TASK TO CARRY OUT. Give only the number of lines that contain the word "Entfernen".

THE RECORDS.

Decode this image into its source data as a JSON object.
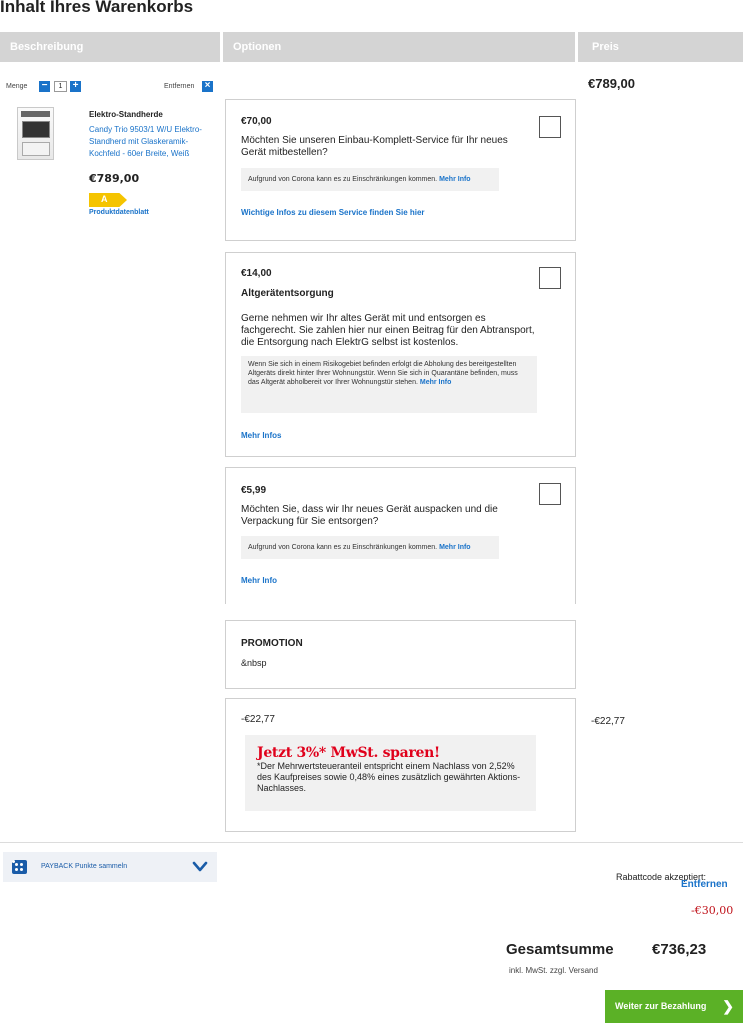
{
  "page": {
    "title": "Inhalt Ihres Warenkorbs"
  },
  "columns": {
    "description": "Beschreibung",
    "options": "Optionen",
    "price": "Preis"
  },
  "item": {
    "quantity_label": "Menge",
    "quantity": "1",
    "minus": "−",
    "plus": "+",
    "remove_label": "Entfernen",
    "remove_symbol": "×",
    "category": "Elektro-Standherde",
    "name": "Candy Trio 9503/1 W/U Elektro-Standherd mit Glaskeramik-Kochfeld - 60er Breite, Weiß",
    "price": "€789,00",
    "energy_class": "A",
    "datasheet": "Produktdatenblatt",
    "line_price": "€789,00"
  },
  "options": [
    {
      "price": "€70,00",
      "text": "Möchten Sie unseren Einbau-Komplett-Service für Ihr neues Gerät mitbestellen?",
      "note": "Aufgrund von Corona kann es zu Einschränkungen kommen.",
      "note_more": "Mehr Info",
      "link": "Wichtige Infos zu diesem Service finden Sie hier"
    },
    {
      "price": "€14,00",
      "title": "Altgerätentsorgung",
      "text": "Gerne nehmen wir Ihr altes Gerät mit und entsorgen es fachgerecht. Sie zahlen hier nur einen Beitrag für den Abtransport, die Entsorgung nach ElektrG selbst ist kostenlos.",
      "note": "Wenn Sie sich in einem Risikogebiet befinden erfolgt die Abholung des bereitgestellten Altgeräts direkt hinter Ihrer Wohnungstür. Wenn Sie sich in Quarantäne befinden, muss das Altgerät abholbereit vor Ihrer Wohnungstür stehen.",
      "note_more": "Mehr Info",
      "link": "Mehr Infos"
    },
    {
      "price": "€5,99",
      "text": "Möchten Sie, dass wir Ihr neues Gerät auspacken und die Verpackung für Sie entsorgen?",
      "note": "Aufgrund von Corona kann es zu Einschränkungen kommen.",
      "note_more": "Mehr Info",
      "link": "Mehr Info"
    }
  ],
  "promotion": {
    "title": "PROMOTION",
    "text": "&nbsp"
  },
  "discount": {
    "amount": "-€22,77",
    "headline": "Jetzt 3%* MwSt. sparen!",
    "text": "*Der Mehrwertsteueranteil entspricht einem Nachlass von 2,52% des Kaufpreises sowie 0,48% eines zusätzlich gewährten Aktions-Nachlasses.",
    "right_amount": "-€22,77"
  },
  "payback": {
    "label": "PAYBACK Punkte sammeln"
  },
  "coupon": {
    "accepted": "Rabattcode akzeptiert:",
    "remove": "Entfernen",
    "amount": "-€30,00"
  },
  "total": {
    "label": "Gesamtsumme",
    "value": "€736,23",
    "note": "inkl. MwSt. zzgl. Versand"
  },
  "checkout": {
    "label": "Weiter zur Bezahlung",
    "arrow": "❯"
  },
  "colors": {
    "link": "#1a73c9",
    "button": "#5bb126",
    "header": "#d4d4d4",
    "discount": "#c0141c"
  }
}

EXERCISE RESPONSE. 2